Task brief:
According to the book review below, what three roles does Chuck DeGroat hold?

Healing What’s Within: Coming Home to Yourself–and to God–When You’re Wounded, Weary, and Wandering

“I feel like I’ve been working on this book for fifteen years.”

As Chuck DeGroat and I were catching up on the phone, he related to me the manuscript he was working on (which wound up becoming Healing What’s Within). “I feel like this is the book I’ve been writing for the last decade and a half of my life.” And this book does indeed have the feel of a project that’s been given the necessary time to ripen and mature. DeGroat is a therapist, pastor, and seminary professor, and he draws on the wisdom of each of those discrete disciplines in this book on trauma, shame, healing, and grace.  

Those readers looking for theologizing or theoretical saber-rattling on the operations of grace in the human soul, or the place of trauma and attachment theories in Christian faith and practice will likely not be satisfied by this book- that’s not what it aims to be. Instead, DeGroat’s work is a pastoral, practical guide that integrates Christian theology and spirituality with trauma theory and psychology to help the reader heal the deep wounds in her life.  In this way, Healing What’s Within is like a two-hundred-page conversation with a sage spiritual director.

Data records:
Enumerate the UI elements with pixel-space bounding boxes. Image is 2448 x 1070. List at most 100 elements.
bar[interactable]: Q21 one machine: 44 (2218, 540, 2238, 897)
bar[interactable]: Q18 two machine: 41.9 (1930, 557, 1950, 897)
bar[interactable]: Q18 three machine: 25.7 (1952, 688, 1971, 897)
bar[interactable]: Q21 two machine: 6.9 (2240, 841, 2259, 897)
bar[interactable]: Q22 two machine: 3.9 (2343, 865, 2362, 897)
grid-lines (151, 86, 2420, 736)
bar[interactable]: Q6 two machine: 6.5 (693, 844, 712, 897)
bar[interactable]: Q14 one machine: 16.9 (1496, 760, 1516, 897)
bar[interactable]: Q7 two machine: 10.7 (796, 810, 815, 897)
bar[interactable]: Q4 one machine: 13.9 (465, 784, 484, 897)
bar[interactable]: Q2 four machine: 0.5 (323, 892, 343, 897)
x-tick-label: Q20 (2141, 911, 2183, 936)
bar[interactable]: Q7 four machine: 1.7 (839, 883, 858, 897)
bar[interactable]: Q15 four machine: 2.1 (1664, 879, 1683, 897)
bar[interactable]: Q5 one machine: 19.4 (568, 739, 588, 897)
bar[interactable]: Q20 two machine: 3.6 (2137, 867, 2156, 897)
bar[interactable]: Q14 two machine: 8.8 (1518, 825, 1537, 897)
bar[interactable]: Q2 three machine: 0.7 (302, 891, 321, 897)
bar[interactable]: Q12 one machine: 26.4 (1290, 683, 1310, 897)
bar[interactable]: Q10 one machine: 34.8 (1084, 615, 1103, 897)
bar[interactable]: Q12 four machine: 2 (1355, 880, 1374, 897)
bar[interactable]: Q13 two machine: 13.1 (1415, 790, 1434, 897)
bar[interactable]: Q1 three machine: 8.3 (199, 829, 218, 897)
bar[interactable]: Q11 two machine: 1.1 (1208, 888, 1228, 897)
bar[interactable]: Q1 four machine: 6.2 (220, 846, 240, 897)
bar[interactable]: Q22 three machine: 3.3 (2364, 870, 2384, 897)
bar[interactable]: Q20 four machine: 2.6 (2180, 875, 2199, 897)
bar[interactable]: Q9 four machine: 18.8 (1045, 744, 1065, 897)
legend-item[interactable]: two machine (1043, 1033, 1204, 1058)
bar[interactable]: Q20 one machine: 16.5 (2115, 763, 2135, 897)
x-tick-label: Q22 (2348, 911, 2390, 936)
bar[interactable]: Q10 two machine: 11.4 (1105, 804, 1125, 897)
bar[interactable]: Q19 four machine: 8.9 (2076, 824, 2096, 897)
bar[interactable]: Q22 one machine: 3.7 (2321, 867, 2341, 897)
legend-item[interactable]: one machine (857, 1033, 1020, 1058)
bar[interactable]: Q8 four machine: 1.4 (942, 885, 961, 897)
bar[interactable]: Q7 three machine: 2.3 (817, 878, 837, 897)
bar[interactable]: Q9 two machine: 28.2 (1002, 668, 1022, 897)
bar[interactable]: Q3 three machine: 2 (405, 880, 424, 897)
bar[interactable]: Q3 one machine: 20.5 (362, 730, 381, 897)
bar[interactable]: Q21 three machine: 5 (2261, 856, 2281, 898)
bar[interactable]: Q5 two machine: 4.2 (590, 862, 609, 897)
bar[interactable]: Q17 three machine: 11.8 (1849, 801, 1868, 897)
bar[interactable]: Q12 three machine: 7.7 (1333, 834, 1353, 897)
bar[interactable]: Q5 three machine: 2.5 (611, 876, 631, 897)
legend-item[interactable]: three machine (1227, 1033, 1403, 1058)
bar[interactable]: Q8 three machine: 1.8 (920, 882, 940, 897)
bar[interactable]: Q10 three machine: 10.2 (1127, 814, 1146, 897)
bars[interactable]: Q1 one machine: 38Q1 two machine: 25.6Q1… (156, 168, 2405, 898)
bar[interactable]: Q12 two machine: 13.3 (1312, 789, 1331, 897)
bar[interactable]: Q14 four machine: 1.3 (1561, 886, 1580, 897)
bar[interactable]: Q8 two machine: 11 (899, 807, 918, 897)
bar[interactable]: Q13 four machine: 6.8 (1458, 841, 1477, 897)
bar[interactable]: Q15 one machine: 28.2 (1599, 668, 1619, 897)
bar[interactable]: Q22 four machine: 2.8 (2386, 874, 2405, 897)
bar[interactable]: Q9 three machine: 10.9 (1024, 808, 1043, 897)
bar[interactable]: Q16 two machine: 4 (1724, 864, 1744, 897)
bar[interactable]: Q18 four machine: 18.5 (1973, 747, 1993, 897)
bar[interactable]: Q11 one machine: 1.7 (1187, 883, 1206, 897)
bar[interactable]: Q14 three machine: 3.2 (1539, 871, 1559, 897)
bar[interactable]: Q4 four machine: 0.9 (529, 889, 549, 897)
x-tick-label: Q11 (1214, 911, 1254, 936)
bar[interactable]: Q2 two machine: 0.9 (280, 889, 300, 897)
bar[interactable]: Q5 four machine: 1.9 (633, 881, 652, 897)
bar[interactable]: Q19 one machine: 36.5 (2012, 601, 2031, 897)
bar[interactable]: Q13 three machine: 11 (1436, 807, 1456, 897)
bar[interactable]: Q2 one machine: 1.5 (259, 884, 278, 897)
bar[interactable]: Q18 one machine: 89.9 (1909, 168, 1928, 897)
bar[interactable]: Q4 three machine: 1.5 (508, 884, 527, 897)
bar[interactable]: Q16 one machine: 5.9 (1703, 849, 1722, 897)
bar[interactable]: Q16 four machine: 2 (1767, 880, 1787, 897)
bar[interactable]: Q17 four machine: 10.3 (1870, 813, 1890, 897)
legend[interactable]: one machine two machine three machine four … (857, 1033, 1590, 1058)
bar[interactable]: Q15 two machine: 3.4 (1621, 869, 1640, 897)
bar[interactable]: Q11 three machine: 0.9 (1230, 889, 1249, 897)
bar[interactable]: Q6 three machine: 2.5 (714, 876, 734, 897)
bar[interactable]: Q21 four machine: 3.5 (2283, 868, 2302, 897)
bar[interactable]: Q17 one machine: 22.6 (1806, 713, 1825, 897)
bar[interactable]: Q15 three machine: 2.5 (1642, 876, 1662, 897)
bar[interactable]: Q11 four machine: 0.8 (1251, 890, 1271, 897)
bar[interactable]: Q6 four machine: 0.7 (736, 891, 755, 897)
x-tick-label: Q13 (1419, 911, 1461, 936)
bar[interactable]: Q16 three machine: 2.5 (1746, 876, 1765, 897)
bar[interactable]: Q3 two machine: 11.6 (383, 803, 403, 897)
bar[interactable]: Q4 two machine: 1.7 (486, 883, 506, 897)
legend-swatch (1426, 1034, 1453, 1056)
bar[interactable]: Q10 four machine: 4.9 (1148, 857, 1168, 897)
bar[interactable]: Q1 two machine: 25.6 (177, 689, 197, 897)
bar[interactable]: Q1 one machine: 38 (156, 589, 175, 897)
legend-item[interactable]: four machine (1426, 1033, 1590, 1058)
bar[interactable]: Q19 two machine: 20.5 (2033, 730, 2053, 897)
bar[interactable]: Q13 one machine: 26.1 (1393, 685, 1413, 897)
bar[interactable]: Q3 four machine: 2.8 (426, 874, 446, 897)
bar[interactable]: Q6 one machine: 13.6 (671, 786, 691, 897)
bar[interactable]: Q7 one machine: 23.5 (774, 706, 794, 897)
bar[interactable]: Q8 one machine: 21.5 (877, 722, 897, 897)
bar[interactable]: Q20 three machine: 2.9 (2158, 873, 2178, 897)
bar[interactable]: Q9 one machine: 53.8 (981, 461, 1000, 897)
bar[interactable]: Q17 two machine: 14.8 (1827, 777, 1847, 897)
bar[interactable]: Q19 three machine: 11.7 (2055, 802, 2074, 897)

Solution:
He is a therapist, a pastor, and a seminary professor.